▶ [Text passage]:

********************

The journals of Monday announced that the "Dartmouth" had anchored off Long Wharf, and that other ships with the poisonous herb might soon be here. They also contained a call for a public meeting, as announced in the following handbill, already printed and distributed throughout the town:

    "Friends! Brethren! Countrymen! That worst of plagues, the detested tea, shipped for this port by the East India Company, is now arrived in this harbor; the hour of destruction or manly opposition to the machinations of tyranny stares you in the face; every friend to his country, to himself, and posterity, is now called upon to meet at Faneuil Hall, at nine o'clock this day, (at which time the bells will ring,) to make a united and successful resistance to this last, worst and most destructive measure of administration.

    Boston, November 29, 1773."

[Illustration: Signature, Jon Williams]

At nine o'clock the bells were rung, and the people, to the number of at least five thousand, thronged in and around Faneuil Hall. This edifice, then about half as large as now, was entirely inadequate to hold the concourse that had gathered there. Jonathan Williams,[11] a citizen of character and wealth, was chosen moderator. The selectmen were John Scollay, John Hancock, Timothy Newell, Thomas Newhall, Samuel Austin, Oliver Wendell,[12] and John Pitts. The patriotic and efficient town clerk, William Cooper,[13] was also present. Samuel Adams, Dr. Warren, Hancock, Dr. Young and Molineux took the lead in the debate. The resolution offered by Adams, "that the tea should not be landed; that it should be sent back in the same bottom to the place whence it came, at all events, and that no duty should be paid on it," was unanimously adopted. On hearing of this vote the consignees withdrew to Castle William. For the better accommodation of the people, the meeting then adjourned to the Old South Meeting House.

The speeches made at the Old South have not been preserved. Some were violent, others were calm, advising the people by all means to abstain from violence, but the men in whom they placed confidence were unanimous upon the question of sending back the tea. Dr. Young held that the only way to get rid of it was to throw it overboard. Here we find the first suggestion of its ultimate fate. Both Whigs and Tories united in the action of the meeting. To give the consignees time to make the expected proposals, the meeting adjourned till three o'clock.

Of this assembly Hutchinson says: "Although it consisted principally of the lower ranks of the people, and even journeymen tradesmen were brought to increase the number, and the rabble were not excluded, yet there were divers gentlemen of good fortune among them." With regard to the speeches he observes: "Nothing can be more inflammatory than those made on this occasion; Adams was never in greater glory." And of the consignees he says: "They apprehended they should be seized, and may be, tarred and feathered and carted,--an American torture,--in order to compel them to a compliance. The friends of old Mr. Clarke, whose constitution being hurt by the repeated attacks made upon him, retired into the country, pressed his sons and the other consignees to a full compliance."

********************

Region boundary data
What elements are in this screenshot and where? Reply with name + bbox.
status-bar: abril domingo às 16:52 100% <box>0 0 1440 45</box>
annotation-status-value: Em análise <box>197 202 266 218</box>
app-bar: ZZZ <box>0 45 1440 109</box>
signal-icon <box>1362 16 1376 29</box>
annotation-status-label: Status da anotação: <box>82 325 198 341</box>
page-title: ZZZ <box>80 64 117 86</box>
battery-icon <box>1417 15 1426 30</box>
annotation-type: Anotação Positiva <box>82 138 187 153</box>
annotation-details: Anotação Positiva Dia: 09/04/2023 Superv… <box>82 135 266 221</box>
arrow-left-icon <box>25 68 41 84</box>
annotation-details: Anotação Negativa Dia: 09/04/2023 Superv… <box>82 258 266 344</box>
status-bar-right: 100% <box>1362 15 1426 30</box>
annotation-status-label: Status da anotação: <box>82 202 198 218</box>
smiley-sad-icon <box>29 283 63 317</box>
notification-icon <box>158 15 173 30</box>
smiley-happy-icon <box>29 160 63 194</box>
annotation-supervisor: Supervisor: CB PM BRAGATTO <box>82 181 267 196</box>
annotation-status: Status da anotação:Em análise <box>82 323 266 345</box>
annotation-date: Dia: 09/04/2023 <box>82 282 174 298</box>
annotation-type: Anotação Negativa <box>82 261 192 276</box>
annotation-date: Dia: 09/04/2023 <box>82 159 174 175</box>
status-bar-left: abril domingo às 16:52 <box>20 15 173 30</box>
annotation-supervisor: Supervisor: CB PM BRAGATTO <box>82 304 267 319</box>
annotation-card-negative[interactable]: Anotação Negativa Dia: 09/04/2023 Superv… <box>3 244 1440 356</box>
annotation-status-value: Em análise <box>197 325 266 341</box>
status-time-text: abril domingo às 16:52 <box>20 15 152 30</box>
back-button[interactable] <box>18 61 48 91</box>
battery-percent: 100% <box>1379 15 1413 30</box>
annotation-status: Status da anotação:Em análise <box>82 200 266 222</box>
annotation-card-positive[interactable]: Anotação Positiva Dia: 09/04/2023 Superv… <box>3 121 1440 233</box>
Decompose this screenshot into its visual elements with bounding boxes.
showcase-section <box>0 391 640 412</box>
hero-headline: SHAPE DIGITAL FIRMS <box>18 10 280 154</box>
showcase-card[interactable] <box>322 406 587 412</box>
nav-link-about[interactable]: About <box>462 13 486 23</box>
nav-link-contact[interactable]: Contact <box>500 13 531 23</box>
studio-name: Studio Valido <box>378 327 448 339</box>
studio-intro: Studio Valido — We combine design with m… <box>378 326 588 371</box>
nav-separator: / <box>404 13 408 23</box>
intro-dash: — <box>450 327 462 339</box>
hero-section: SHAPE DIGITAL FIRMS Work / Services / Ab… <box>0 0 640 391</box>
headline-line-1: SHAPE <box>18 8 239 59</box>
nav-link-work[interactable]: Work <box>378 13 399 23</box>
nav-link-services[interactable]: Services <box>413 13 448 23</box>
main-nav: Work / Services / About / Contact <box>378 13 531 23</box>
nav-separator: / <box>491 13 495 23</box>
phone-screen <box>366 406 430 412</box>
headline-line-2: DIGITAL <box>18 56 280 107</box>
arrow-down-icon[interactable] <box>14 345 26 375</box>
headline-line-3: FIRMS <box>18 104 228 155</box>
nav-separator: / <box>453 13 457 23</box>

********************

▶ [Directions]:
In the text about the 1773 Boston tea meeting, who was chosen moderator of the gathering at Faneuil Hall?

▶ [Result]:
Jonathan Williams